Exercise description:
Identify the lines containing the word "image". Copy each one.

--- Begin Listed entries ---

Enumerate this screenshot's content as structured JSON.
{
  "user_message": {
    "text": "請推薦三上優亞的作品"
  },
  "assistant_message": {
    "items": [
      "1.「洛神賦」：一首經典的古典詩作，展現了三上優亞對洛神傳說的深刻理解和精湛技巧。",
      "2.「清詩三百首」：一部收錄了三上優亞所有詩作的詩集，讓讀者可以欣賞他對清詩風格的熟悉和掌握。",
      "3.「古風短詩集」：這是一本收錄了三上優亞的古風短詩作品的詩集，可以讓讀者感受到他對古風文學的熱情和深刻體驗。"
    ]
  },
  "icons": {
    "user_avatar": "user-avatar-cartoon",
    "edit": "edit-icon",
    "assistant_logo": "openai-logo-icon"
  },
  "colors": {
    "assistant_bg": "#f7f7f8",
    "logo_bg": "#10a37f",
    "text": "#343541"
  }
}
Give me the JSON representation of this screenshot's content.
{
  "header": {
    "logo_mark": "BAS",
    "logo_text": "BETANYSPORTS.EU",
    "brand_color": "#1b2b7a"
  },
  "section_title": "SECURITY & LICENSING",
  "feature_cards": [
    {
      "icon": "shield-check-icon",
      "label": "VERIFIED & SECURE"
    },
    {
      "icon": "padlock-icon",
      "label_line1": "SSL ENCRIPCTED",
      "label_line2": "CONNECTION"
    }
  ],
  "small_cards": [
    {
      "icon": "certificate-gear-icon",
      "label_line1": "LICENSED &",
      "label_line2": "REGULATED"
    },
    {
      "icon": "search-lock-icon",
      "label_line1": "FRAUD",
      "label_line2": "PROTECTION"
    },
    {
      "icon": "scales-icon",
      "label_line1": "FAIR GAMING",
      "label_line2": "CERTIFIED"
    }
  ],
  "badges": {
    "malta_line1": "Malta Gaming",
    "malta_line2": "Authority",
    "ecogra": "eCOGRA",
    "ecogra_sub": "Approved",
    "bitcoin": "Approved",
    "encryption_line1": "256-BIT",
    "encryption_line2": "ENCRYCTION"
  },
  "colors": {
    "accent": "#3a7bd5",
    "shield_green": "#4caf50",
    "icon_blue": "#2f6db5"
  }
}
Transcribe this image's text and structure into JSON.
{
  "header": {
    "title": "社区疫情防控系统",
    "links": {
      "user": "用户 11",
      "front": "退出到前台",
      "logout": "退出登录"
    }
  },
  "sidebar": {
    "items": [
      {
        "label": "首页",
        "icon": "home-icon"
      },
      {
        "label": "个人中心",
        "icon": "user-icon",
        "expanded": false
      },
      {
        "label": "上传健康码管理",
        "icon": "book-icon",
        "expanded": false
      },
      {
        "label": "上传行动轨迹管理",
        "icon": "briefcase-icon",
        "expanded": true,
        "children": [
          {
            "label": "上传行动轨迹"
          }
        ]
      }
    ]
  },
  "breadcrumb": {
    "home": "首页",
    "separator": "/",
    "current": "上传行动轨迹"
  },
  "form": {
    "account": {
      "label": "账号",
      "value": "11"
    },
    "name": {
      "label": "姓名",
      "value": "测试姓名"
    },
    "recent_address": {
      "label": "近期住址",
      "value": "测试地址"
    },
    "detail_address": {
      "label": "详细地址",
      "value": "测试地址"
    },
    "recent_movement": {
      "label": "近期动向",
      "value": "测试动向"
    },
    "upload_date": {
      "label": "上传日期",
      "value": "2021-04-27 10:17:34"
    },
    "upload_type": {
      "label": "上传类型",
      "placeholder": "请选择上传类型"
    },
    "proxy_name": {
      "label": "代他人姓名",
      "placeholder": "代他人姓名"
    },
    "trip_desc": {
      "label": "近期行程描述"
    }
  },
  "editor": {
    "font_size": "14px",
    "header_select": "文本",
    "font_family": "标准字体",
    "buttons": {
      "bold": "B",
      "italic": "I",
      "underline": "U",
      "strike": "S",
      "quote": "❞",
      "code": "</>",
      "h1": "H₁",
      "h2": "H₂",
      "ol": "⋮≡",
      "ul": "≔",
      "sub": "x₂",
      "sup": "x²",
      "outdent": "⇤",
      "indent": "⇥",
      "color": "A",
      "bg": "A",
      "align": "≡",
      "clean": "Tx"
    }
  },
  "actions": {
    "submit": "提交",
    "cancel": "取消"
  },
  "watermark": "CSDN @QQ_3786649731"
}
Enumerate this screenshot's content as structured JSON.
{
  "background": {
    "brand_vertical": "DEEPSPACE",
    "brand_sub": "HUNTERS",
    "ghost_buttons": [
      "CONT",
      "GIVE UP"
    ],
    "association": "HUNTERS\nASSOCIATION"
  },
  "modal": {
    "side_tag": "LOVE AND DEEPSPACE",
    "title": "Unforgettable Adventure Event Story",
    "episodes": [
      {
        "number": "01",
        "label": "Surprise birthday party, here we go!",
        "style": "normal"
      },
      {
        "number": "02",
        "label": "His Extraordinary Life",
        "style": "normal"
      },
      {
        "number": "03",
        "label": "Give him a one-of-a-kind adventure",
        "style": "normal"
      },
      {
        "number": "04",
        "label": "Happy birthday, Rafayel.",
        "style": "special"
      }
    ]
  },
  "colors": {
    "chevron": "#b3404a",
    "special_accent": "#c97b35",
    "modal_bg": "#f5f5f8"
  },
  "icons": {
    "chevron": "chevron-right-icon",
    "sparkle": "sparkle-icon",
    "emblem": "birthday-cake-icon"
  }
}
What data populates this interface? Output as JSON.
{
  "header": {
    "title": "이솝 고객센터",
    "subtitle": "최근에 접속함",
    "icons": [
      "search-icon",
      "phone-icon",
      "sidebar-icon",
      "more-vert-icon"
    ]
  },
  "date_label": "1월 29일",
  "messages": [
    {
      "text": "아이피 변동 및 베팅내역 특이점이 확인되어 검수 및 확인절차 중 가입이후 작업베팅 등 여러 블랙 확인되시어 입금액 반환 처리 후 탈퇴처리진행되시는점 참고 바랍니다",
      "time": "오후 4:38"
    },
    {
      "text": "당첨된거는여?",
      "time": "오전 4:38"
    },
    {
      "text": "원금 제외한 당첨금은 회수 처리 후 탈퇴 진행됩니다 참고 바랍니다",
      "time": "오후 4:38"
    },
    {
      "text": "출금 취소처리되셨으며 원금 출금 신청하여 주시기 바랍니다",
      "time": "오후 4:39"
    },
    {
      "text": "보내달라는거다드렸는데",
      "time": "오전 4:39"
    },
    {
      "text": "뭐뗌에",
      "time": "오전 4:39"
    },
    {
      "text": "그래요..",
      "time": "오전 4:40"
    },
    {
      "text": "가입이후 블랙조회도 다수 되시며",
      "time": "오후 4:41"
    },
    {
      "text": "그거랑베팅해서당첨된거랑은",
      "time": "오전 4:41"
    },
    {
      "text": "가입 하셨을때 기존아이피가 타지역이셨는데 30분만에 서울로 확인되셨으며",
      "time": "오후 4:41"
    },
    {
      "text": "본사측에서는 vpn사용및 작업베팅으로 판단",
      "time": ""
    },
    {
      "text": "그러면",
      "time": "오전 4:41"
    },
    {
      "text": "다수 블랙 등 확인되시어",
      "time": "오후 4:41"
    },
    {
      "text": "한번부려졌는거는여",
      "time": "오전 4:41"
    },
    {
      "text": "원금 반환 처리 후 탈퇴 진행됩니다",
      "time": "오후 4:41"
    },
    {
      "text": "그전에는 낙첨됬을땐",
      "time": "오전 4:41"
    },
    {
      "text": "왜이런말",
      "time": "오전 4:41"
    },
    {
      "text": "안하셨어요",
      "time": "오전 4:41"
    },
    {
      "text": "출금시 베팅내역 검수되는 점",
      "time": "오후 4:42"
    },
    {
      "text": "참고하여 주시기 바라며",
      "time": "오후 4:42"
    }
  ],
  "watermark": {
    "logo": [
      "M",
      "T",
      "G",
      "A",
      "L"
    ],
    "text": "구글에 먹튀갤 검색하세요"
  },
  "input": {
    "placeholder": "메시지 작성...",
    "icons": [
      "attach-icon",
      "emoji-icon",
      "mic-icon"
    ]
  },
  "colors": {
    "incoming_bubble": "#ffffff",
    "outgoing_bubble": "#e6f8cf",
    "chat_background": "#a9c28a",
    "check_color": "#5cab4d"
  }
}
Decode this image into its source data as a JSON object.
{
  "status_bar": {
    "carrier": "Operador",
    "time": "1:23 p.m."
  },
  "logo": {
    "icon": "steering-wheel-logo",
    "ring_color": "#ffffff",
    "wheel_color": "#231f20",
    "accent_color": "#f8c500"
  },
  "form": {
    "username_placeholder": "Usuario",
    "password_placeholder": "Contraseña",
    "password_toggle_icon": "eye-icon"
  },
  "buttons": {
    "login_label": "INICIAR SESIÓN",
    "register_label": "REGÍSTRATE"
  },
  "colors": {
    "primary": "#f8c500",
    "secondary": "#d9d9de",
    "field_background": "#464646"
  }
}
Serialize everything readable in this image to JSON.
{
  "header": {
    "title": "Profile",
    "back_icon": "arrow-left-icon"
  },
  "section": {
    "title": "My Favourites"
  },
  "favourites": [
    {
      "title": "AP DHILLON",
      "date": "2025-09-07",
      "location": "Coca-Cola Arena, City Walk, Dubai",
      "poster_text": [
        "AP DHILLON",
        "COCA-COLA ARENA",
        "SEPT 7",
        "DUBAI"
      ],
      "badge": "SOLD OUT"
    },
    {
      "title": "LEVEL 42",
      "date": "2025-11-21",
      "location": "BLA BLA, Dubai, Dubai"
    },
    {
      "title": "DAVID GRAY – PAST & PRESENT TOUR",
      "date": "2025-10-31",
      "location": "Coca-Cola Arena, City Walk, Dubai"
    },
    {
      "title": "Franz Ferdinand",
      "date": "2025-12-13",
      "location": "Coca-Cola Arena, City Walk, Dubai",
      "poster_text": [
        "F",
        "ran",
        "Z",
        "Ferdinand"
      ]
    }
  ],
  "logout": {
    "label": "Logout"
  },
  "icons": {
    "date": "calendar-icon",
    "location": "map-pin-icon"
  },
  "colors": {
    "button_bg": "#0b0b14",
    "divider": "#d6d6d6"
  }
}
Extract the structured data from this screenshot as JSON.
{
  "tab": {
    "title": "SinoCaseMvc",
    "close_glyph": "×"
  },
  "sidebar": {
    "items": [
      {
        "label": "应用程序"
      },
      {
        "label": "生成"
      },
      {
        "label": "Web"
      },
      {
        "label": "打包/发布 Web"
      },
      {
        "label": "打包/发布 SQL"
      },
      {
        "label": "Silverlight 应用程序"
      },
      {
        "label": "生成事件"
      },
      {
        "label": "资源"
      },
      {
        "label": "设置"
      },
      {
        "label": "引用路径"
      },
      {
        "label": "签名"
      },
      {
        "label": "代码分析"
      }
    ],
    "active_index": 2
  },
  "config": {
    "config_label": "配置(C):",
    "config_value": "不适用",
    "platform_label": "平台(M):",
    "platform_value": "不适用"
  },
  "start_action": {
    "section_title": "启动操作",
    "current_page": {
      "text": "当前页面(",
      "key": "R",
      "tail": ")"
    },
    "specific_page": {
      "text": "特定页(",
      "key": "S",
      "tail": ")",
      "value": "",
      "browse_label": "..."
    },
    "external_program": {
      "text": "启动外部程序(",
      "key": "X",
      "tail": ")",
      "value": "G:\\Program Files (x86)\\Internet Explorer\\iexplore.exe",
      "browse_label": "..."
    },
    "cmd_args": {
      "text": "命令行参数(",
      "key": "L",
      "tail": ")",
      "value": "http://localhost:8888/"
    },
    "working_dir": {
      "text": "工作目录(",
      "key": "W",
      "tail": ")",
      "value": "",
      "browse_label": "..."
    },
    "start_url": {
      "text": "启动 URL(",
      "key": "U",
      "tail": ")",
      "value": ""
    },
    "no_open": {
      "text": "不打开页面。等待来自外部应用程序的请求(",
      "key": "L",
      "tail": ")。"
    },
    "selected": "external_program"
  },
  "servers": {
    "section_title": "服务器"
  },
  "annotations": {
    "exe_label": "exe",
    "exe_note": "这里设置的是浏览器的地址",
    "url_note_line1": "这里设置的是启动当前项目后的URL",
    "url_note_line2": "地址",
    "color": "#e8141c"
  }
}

--- End Listed entries ---

The output:
Transcribe this image's text and structure into JSON.
Decode this image into its source data as a JSON object.
Serialize everything readable in this image to JSON.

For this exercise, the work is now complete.